Separate out the lines that hold "change".

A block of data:

▽

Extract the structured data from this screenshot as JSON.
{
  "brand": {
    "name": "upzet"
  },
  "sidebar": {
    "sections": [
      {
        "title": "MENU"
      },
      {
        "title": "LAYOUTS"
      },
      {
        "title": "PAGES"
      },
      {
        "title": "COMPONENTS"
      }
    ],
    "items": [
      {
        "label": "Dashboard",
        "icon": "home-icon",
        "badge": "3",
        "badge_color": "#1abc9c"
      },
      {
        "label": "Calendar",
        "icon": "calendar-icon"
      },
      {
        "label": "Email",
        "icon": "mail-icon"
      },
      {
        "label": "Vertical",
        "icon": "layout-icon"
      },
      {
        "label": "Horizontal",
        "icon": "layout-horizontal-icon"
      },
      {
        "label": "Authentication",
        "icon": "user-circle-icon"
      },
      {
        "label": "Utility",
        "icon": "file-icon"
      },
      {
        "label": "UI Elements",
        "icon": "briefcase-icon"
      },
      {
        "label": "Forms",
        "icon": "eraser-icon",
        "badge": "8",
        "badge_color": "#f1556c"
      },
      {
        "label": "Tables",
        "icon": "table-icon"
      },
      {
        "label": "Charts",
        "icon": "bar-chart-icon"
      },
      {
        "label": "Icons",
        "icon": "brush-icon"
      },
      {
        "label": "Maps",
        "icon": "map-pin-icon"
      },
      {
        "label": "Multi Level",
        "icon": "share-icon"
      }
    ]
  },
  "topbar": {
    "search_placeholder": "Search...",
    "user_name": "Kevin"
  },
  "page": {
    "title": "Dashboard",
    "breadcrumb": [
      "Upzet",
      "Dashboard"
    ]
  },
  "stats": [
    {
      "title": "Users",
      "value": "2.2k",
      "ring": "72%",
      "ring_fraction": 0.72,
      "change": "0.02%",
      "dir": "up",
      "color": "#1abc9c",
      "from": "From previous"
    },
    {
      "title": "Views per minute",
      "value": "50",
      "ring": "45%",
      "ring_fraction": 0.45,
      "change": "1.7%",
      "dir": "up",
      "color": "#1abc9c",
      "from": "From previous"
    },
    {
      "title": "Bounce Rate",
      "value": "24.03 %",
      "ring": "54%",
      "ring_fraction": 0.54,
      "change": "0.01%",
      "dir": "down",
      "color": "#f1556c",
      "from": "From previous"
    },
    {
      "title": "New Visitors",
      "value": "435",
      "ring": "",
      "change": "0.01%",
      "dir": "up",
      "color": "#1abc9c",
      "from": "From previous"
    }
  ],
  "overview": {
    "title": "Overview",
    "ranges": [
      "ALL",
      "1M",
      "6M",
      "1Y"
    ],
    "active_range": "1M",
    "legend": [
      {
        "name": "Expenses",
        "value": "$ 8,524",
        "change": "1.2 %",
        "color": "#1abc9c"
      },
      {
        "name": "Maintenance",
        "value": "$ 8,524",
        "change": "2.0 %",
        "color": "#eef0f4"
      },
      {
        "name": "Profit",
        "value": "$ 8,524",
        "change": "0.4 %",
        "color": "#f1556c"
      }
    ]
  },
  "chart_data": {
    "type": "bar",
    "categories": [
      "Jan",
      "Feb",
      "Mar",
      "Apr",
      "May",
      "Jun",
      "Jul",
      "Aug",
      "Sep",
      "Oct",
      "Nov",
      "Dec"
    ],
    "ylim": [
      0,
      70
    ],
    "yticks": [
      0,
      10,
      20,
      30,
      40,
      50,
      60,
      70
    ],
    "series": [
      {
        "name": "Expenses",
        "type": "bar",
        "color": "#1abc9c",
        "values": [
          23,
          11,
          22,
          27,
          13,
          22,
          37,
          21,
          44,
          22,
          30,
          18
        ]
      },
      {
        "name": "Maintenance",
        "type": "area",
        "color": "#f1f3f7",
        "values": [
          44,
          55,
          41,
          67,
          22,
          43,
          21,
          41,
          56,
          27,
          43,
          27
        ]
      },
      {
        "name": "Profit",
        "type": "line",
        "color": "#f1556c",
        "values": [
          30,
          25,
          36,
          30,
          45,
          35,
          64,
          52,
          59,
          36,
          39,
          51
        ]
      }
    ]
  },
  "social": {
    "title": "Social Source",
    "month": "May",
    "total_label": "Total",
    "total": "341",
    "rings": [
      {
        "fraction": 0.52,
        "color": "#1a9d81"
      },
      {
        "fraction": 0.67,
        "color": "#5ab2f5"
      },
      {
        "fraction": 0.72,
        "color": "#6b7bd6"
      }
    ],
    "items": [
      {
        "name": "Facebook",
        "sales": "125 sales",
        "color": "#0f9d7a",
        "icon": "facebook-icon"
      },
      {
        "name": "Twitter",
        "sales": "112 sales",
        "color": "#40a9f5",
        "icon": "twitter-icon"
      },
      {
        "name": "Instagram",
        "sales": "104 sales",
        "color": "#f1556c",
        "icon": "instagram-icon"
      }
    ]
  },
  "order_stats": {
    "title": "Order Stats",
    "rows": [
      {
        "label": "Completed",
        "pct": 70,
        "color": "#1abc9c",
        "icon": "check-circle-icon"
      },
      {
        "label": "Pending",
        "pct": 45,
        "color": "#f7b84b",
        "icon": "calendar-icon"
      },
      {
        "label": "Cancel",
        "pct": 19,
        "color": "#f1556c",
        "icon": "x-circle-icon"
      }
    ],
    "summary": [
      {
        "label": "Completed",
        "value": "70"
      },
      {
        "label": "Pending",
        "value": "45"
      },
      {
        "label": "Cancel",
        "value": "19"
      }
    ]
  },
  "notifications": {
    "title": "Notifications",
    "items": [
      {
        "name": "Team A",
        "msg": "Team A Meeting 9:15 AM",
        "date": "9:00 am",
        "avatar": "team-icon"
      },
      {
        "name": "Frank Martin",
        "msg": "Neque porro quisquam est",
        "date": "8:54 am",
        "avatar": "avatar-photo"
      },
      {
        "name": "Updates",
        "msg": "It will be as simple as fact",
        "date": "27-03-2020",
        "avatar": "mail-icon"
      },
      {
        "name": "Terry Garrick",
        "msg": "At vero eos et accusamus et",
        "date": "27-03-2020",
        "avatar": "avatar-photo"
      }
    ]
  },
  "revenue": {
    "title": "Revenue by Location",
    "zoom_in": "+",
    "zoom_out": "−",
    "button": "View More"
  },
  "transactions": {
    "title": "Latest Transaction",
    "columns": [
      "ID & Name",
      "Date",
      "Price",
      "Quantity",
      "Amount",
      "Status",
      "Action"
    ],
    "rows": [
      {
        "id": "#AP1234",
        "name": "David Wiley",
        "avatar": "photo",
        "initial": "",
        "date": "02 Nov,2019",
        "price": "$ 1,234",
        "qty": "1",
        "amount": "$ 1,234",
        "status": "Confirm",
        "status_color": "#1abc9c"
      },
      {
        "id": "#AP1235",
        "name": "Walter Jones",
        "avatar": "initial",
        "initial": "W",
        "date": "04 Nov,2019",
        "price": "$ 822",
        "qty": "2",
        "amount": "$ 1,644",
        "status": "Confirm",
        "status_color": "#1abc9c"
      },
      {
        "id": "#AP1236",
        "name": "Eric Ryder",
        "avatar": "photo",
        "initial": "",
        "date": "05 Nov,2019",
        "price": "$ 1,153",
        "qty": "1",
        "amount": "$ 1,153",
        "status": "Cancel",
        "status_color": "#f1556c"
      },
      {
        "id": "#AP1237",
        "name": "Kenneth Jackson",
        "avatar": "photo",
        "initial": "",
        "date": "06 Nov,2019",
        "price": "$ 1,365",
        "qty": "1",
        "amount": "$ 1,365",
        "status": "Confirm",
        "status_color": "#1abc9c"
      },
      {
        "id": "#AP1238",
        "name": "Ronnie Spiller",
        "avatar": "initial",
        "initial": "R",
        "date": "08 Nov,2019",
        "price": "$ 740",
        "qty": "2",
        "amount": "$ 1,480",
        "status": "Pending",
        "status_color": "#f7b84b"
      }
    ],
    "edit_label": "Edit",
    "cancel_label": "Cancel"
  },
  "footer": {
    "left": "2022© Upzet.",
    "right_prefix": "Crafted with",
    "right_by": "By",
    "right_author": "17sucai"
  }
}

△

= OUTPUT FOR THIS EXERCISE =
      "change": "0.02%",
      "change": "1.7%",
      "change": "0.01%",
      "change": "0.01%",
        "change": "1.2 %",
        "change": "2.0 %",
        "change": "0.4 %",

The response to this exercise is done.